→ **Collected data**
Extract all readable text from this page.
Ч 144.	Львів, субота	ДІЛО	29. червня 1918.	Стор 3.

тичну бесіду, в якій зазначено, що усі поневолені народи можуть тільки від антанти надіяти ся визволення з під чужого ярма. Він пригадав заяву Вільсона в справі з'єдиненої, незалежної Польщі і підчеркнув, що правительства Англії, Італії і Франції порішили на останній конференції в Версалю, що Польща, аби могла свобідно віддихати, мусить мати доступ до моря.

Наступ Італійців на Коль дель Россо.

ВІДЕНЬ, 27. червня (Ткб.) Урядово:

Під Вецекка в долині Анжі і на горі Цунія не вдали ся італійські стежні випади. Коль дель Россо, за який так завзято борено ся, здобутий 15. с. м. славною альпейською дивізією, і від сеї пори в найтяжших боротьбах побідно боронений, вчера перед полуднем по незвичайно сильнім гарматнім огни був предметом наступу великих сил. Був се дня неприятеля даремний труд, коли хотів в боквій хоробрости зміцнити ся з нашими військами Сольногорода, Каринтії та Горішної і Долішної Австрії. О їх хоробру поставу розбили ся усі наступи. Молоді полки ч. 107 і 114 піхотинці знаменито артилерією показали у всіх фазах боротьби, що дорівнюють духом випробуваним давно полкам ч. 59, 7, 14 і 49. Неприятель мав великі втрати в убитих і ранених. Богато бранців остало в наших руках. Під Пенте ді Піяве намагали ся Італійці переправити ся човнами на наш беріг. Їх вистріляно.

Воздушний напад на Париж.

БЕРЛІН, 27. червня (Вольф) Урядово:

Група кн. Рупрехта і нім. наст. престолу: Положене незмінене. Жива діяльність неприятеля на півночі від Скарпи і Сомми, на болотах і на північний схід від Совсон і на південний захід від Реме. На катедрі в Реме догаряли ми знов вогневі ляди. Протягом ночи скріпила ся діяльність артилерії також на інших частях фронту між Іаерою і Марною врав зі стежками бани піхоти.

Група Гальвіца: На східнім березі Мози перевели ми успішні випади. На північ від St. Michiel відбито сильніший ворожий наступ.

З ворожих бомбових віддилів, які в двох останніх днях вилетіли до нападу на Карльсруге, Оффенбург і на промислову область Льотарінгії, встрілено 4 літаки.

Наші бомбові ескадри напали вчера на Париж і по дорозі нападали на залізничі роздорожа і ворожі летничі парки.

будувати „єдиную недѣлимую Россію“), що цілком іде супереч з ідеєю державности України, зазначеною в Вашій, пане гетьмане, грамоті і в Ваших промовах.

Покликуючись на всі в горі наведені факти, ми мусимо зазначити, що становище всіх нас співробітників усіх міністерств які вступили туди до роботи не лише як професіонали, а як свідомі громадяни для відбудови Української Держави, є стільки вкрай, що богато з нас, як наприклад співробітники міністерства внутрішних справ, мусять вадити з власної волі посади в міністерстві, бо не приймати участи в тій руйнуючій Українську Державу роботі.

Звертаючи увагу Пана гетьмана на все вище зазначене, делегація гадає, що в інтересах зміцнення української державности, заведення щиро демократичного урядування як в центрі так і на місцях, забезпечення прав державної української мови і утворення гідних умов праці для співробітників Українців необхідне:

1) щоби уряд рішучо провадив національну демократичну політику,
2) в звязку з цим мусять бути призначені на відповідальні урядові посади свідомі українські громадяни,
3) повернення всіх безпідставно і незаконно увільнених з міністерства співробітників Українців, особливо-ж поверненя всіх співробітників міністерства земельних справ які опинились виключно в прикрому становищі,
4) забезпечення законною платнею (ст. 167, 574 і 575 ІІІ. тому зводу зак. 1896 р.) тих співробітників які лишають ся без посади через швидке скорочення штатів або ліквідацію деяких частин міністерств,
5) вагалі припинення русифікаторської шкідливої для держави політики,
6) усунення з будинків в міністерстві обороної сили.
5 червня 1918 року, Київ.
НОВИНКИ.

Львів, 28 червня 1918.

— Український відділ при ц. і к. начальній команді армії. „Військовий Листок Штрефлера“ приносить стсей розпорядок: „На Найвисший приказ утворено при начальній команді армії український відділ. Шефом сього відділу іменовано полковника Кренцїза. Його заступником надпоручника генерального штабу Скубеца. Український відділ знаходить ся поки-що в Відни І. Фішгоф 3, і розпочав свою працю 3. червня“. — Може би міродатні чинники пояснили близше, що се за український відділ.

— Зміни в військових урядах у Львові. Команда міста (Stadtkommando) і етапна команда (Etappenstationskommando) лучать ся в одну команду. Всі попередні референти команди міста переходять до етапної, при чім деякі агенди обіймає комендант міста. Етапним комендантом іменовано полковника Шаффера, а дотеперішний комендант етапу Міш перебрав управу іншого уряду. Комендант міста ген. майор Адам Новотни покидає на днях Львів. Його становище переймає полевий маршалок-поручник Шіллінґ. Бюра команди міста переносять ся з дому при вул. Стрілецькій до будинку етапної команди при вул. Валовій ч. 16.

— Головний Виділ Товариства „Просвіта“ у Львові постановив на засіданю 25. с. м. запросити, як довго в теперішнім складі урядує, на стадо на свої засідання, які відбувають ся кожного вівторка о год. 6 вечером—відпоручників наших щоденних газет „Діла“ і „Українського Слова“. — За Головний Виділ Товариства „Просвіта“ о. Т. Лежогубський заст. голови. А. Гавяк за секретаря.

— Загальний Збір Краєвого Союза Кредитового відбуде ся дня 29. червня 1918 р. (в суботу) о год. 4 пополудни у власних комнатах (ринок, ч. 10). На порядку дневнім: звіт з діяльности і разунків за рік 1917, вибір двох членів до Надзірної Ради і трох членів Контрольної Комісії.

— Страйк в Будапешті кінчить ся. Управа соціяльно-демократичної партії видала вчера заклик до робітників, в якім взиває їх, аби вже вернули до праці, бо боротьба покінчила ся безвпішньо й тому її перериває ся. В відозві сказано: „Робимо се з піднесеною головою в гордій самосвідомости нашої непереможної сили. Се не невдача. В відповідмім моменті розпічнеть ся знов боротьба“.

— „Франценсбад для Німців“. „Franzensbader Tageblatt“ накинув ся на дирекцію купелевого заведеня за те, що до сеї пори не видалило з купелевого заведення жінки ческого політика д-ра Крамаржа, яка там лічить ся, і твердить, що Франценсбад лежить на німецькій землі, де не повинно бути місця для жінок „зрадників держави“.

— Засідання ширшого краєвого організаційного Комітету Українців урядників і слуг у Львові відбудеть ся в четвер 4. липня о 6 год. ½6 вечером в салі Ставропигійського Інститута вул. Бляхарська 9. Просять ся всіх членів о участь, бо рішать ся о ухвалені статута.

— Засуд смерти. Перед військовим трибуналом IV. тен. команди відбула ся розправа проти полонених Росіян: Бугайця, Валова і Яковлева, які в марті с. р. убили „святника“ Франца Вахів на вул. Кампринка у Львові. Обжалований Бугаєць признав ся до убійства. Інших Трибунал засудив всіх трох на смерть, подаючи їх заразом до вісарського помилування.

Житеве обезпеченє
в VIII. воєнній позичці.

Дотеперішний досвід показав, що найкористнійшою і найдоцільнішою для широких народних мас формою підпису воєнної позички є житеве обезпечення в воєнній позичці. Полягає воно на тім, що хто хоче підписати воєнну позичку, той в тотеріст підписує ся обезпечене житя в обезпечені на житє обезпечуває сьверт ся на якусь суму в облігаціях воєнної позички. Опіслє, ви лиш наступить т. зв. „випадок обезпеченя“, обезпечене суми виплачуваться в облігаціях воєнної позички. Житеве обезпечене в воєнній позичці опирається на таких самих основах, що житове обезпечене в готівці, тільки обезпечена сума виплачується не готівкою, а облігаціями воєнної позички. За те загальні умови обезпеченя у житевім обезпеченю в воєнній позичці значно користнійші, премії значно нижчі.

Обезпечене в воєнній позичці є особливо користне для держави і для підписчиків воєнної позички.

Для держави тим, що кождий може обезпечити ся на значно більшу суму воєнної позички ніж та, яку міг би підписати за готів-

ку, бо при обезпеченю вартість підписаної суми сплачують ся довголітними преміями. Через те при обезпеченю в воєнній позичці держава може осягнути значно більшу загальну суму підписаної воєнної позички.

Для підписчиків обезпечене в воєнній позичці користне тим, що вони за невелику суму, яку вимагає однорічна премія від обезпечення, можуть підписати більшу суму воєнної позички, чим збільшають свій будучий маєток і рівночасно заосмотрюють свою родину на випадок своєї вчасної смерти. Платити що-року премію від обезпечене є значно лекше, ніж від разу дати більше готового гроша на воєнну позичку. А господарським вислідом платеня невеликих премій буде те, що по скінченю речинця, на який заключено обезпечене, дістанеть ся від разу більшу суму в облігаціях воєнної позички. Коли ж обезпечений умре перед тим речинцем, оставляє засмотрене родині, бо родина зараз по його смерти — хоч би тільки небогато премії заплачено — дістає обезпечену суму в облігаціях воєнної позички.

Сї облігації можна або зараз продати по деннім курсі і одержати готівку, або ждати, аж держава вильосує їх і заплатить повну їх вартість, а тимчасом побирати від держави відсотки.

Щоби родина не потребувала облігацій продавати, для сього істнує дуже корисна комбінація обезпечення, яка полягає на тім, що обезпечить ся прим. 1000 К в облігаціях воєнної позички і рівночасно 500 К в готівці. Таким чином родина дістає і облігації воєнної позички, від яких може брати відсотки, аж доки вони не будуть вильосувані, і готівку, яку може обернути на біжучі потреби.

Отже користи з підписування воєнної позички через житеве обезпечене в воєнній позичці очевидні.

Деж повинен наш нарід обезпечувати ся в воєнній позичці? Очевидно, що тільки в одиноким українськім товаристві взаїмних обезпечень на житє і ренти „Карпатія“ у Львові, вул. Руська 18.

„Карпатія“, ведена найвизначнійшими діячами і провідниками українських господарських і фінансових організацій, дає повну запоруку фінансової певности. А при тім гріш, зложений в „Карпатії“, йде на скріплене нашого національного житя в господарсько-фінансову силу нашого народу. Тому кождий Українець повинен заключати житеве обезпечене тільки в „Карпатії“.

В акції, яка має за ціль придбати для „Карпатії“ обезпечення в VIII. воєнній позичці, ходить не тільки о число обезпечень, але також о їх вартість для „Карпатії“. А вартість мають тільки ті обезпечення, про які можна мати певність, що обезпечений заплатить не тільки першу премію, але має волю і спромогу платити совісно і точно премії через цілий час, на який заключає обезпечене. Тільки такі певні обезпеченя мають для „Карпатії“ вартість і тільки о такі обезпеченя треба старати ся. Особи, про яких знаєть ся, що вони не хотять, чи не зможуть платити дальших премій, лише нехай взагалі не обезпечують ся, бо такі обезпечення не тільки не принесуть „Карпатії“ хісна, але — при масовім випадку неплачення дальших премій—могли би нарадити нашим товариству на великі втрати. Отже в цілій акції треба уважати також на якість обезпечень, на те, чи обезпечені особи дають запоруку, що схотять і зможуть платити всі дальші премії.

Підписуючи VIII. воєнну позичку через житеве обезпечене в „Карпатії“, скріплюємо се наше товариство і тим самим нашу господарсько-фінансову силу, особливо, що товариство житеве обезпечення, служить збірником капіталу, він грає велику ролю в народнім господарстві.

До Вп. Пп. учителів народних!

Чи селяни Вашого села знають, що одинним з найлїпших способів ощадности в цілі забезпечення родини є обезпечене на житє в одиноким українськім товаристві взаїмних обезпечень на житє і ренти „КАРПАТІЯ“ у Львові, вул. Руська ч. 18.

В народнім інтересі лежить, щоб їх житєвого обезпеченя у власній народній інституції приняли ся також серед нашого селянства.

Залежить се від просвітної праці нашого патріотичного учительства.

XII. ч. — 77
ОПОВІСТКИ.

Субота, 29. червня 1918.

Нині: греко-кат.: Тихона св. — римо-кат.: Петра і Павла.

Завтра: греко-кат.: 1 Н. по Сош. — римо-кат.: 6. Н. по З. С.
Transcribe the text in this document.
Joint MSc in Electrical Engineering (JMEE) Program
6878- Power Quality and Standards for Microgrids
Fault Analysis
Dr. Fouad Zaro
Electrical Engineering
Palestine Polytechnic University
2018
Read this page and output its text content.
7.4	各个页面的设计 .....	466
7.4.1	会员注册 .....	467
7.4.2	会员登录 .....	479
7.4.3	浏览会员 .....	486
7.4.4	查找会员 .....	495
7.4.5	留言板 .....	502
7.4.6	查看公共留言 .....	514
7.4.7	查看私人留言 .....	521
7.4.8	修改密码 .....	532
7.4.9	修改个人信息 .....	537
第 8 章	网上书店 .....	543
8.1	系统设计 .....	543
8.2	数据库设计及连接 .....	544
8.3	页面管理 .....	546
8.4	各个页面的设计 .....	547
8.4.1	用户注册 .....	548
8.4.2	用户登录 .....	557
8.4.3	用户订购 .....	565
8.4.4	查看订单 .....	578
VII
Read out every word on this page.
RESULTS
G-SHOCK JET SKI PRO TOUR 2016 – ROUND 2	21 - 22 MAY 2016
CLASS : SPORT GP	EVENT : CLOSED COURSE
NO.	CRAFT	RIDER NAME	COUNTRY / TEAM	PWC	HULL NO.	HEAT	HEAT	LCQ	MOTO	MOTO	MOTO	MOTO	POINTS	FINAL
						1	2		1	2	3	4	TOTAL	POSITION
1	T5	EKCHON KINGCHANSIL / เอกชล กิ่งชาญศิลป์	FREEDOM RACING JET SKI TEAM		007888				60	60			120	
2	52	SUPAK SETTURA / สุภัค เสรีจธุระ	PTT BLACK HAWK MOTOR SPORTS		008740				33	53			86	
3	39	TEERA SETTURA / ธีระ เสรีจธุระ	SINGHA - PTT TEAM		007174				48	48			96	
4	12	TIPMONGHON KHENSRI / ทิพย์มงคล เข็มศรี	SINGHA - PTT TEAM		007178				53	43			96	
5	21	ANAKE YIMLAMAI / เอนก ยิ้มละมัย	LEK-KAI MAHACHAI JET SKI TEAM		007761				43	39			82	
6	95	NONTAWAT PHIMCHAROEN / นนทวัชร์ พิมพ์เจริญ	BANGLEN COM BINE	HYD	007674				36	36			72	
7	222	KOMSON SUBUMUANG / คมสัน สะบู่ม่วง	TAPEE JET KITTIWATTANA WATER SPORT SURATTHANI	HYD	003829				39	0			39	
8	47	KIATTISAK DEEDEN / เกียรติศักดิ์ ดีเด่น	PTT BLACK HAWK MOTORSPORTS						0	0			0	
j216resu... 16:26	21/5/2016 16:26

→ **Task requirements**
Search the records for the word "днях". Copy every line that has it.

→ **In response**
З ворожих бомбових віддилів, які в двох останніх днях вилетіли до нападу на Карльсруге, Оффенбург і на промислову область Льотарінгії, встрілено 4 літаки.
— Зміни в військових урядах у Львові. Команда міста (Stadtkommando) і етапна команда (Etappenstationskommando) лучать ся в одну команду. Всі попередні референти команди міста переходять до етапної, при чім деякі агенди обіймає комендант міста. Етапним комендантом іменовано полковника Шаффера, а дотеперішний комендант етапу Міш перебрав управу іншого уряду. Комендант міста ген. майор Адам Новотни покидає на днях Львів. Його становище переймає полевий маршалок-поручник Шіллінґ. Бюра команди міста переносять ся з дому при вул. Стрілецькій до будинку етапної команди при вул. Валовій ч. 16.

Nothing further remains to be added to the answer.